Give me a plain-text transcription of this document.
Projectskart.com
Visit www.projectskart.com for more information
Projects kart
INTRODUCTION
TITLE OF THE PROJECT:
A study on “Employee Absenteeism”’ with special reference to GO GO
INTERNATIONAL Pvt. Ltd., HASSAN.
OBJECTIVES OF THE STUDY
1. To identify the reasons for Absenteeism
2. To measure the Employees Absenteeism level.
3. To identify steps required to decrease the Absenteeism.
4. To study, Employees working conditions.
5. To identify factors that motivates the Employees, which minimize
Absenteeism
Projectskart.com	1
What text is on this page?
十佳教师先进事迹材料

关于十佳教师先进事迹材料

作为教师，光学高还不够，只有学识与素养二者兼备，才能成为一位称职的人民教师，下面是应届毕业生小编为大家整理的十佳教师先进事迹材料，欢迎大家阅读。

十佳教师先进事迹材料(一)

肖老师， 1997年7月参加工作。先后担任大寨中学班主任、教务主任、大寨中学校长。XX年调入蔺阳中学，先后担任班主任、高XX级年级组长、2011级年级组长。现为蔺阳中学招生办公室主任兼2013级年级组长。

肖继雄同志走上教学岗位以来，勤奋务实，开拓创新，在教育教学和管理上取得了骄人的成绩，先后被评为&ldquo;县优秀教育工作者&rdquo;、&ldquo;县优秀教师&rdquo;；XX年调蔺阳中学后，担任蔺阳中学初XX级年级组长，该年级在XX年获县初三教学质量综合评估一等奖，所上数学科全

----

YOUR OBJECTIVE> Output every entry shown above, exactly.

ANSWER FOR THE TASK>
Give me a plain-text transcription of this document.
Projectskart.com
Visit www.projectskart.com for more information
Projects kart
INTRODUCTION
TITLE OF THE PROJECT:
A study on “Employee Absenteeism”’ with special reference to GO GO
INTERNATIONAL Pvt. Ltd., HASSAN.
OBJECTIVES OF THE STUDY
1. To identify the reasons for Absenteeism
2. To measure the Employees Absenteeism level.
3. To identify steps required to decrease the Absenteeism.
4. To study, Employees working conditions.
5. To identify factors that motivates the Employees, which minimize
Absenteeism
Projectskart.com	1
What text is on this page?
十佳教师先进事迹材料

关于十佳教师先进事迹材料

作为教师，光学高还不够，只有学识与素养二者兼备，才能成为一位称职的人民教师，下面是应届毕业生小编为大家整理的十佳教师先进事迹材料，欢迎大家阅读。

十佳教师先进事迹材料(一)

肖老师， 1997年7月参加工作。先后担任大寨中学班主任、教务主任、大寨中学校长。XX年调入蔺阳中学，先后担任班主任、高XX级年级组长、2011级年级组长。现为蔺阳中学招生办公室主任兼2013级年级组长。

肖继雄同志走上教学岗位以来，勤奋务实，开拓创新，在教育教学和管理上取得了骄人的成绩，先后被评为&ldquo;县优秀教育工作者&rdquo;、&ldquo;县优秀教师&rdquo;；XX年调蔺阳中学后，担任蔺阳中学初XX级年级组长，该年级在XX年获县初三教学质量综合评估一等奖，所上数学科全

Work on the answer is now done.